Teks Sumber —
------------------------------------------------------------------------

PopAds

Friday 23 January 2015


PENDAHULUAN
A.    Latar Belakang Masalah
Perusakan aqidah dan syari’ah (ajaran Islam) merupakan bahaya yang harus diwaspadai. Bila perusakan itu sudah berhasil, maka kita akan menjadi orang yang terombang-ambing dalam beragama Islam, bahkan merusak sama sekali. Usaha perusakan itu sudah lama dilakukan orang, yaitu sejak lahirnya risalah Islam itu sendiri. Saat ini usaha-usaha seperti itu makin bervariasi, sejalan dengan perkembangan zaman dan cara berfikir manusia.
Pada zaman dahulu musuh-musuh nabi Muhammad melontarkan tuduhan terhadap beliau dan risalahnya menggunakan argumentasi yang berbeda dengan kondisi sekarang. Di saat itu masih ada nabi yang menjadi sumber utama untuk bertanya. Namun manusia zaman sekarang tidak mempunyai sumber otentik yang mudah ditanyai. Ia harus mencari argumentasi sendiri yang bersumber dari Al-Qur’an dan As-Sunnah untuk memberikan keterangan yang dapat diterima orang.

------------------------------------------------------------------------

Data Tersimpan —
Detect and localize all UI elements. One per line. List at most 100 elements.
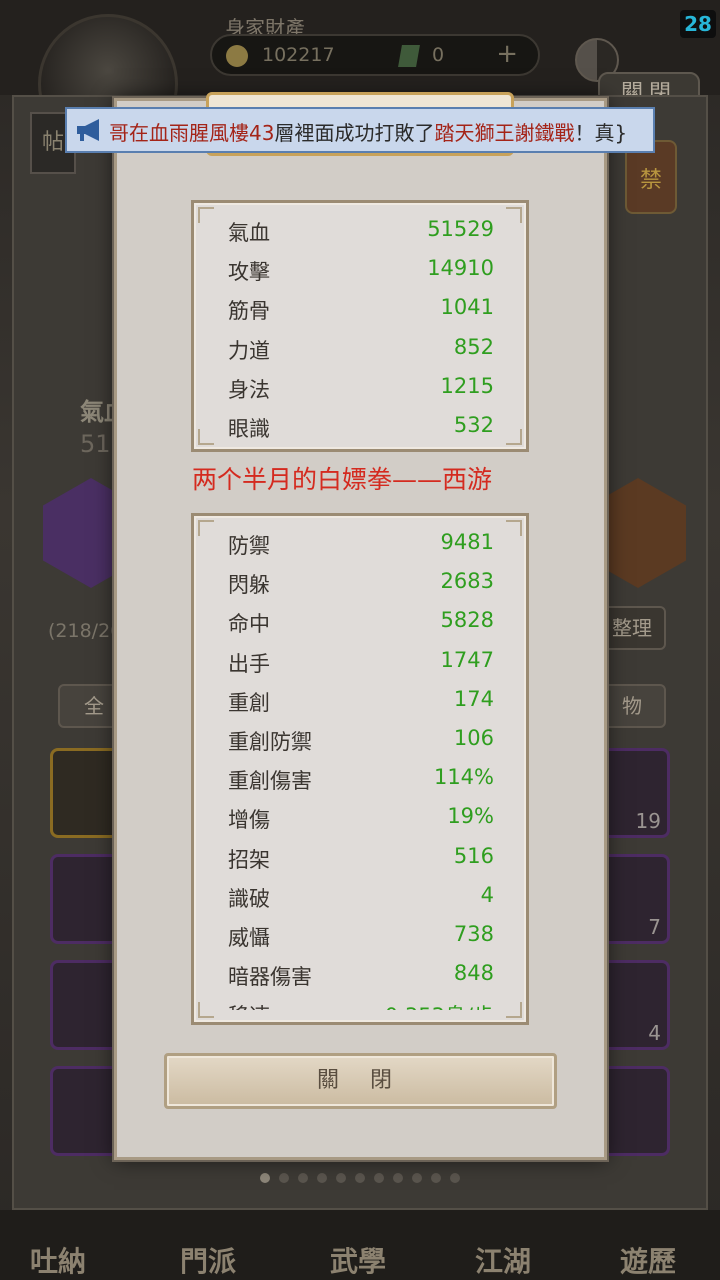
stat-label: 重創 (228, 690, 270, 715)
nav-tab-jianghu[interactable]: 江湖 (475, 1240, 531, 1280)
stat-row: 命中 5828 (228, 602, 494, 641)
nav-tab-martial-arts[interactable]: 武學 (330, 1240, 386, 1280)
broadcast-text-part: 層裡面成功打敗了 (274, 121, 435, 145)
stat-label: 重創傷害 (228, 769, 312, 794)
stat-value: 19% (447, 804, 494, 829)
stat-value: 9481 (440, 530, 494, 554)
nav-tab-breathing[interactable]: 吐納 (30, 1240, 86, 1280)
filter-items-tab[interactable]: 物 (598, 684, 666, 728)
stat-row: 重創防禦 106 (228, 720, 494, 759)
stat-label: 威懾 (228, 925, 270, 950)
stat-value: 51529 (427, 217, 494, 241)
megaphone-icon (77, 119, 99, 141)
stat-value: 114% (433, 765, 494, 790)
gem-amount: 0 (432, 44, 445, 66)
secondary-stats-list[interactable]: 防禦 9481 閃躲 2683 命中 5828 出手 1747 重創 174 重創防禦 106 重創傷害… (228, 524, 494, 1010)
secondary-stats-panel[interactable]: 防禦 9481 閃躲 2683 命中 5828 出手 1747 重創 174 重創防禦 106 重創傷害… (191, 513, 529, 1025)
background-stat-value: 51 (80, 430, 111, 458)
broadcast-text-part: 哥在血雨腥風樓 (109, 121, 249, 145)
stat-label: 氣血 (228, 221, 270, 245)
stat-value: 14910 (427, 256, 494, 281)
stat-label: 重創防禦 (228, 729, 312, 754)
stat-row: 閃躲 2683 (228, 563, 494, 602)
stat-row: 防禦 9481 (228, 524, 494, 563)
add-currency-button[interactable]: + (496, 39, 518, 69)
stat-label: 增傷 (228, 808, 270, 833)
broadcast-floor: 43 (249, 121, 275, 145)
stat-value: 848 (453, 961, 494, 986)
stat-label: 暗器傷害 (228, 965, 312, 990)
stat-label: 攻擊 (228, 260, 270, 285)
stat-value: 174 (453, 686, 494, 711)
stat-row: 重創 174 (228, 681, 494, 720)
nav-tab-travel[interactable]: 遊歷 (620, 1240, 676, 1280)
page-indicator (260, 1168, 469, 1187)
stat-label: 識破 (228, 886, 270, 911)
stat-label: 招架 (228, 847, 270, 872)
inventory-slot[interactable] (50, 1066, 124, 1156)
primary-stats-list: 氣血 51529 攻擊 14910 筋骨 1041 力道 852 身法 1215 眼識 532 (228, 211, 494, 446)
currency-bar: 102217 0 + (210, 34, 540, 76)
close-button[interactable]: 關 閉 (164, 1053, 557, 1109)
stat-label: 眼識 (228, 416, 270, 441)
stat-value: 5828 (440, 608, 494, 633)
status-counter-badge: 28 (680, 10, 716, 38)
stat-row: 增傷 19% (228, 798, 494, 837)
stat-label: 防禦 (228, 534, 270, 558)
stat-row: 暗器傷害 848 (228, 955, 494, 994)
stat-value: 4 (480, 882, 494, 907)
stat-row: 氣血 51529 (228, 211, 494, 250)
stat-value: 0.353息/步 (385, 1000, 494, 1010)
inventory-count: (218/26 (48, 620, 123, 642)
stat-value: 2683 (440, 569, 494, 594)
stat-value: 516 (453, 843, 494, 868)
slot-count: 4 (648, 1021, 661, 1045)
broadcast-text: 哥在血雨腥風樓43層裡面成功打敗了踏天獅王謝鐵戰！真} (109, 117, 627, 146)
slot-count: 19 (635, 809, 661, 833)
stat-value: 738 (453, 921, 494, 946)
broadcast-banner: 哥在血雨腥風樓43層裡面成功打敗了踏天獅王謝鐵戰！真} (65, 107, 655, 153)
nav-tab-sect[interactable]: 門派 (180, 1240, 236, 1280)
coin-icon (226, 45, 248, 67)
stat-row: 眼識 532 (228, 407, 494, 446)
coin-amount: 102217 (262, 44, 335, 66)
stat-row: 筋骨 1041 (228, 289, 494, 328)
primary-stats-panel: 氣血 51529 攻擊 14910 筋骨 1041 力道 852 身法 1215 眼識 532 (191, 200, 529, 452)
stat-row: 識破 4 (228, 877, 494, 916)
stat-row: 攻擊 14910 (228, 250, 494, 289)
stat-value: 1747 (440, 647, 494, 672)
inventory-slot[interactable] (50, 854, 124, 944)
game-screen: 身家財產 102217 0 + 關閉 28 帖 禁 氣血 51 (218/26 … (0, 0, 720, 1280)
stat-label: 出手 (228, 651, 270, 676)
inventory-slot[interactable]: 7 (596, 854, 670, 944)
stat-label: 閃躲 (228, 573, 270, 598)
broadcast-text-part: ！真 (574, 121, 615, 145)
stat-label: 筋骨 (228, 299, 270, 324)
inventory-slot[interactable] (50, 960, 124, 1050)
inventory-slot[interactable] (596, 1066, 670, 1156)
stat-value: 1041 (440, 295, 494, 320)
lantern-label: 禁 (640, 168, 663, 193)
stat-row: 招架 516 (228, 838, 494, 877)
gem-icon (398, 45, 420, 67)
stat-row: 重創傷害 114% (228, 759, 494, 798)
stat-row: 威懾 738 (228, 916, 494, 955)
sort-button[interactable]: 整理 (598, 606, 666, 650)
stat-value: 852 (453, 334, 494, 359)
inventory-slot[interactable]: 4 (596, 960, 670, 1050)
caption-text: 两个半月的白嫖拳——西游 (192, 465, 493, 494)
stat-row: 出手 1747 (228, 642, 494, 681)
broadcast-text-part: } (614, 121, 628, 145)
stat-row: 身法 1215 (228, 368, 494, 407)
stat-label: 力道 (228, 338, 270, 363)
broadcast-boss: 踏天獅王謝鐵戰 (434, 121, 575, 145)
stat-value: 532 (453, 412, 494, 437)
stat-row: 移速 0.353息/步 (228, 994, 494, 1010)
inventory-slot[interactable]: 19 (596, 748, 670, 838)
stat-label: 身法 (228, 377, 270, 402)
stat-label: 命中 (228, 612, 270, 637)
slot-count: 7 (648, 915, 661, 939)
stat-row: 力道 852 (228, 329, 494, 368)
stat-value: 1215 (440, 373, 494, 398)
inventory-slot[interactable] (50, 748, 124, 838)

------------------------------------------------------------------------

Soal Latihan 1 — Apakah setiap pernyataan berikut sesuai dengan teks tentang perusakan aqidah? Jawab ya atau tidak, lalu kutip kata-kata penentunya persis dari teks. (a) Usaha perusakan ajaran Islam baru dimulai pada zaman modern. (b) Pada masa nabi Muhammad masih ada nabi sebagai sumber utama untuk bertanya. (c) Manusia zaman sekarang harus mencari argumentasi sendiri dari Al-Qur’an dan As-Sunnah.
Soal Latihan 2 — Ganti "bahaya" dengan "ancaman" pada bagian teks tentang perusakan aqidah dari "Friday 23 January" sampai "cara berfikir manusia.", lalu tuliskan bagian itu kembali.
Soal Latihan 3 — Lanjutkan teks tentang perusakan aqidah mulai setelah kalimat terakhirnya.
Catatan tersebut tidak ada kaitannya dengan teks tentang perusakan aqidah.

Hasil 1 —
(a) Tidak: "Usaha perusakan itu sudah lama dilakukan orang, yaitu sejak lahirnya risalah Islam itu sendiri."
(b) Ya: "Di saat itu masih ada nabi yang menjadi sumber utama untuk bertanya."
(c) Ya: "Ia harus mencari argumentasi sendiri yang bersumber dari Al-Qur’an dan As-Sunnah"

Hasil 2 —
Friday 23 January 2015


PENDAHULUAN
A.    Latar Belakang Masalah
Perusakan aqidah dan syari’ah (ajaran Islam) merupakan ancaman yang harus diwaspadai. Bila perusakan itu sudah berhasil, maka kita akan menjadi orang yang terombang-ambing dalam beragama Islam, bahkan merusak sama sekali. Usaha perusakan itu sudah lama dilakukan orang, yaitu sejak lahirnya risalah Islam itu sendiri. Saat ini usaha-usaha seperti itu makin bervariasi, sejalan dengan perkembangan zaman dan cara berfikir manusia.

Hasil 3 —
Banyak ragam tuduhan yang dilontarkan orang-orang memusuhi Islam, antara lain menuduh Al-Qur’an sebagai karangan Nabi Muhammad. Dalam mengarang Al-Qur’an periode Madinah, Nabi dipengaruhi oleh orang-orang Yahudi, dan masih banyak lagi tuduhan orang-orang yang tak senang terhadap Islam dan Nabi Muhammad.
Kajian para Orientalis terhadap Nabi Muhammad Saw. terbagi kepada beberapa aspek, ada yang meneliti karakter dan kepribadian, ide, serta visi misi Nabi Muhammad Saw, seperti yang telah dilakukan oleh para tokoh Orientalis Fr. Buhll, Henri Lammens, G. W. Bromfield, dan Richard Bell.
Ada juga kajian yang meneliti kasus, seperti mengenai ke-ummi-an Nabi Muhammad SAW yang dilakukan oleh tokoh Orientalis S. M. Zwemer, H. G. Reissner, Isaiah Goldfeld, Norman Calder, dan Khalil `Athamina BirZeit.


B.     Rumusan Masalah
1.      Apa pengertian orientalis?
2.      Kapan kemunculannya orientalisme?
3.      Bagaimana pandangan Islam terhadap Nabi Muhammad SAW?
4.      Bagaimana pandangan Barat (orientalis) terhadap Nabi Muhammad SAW?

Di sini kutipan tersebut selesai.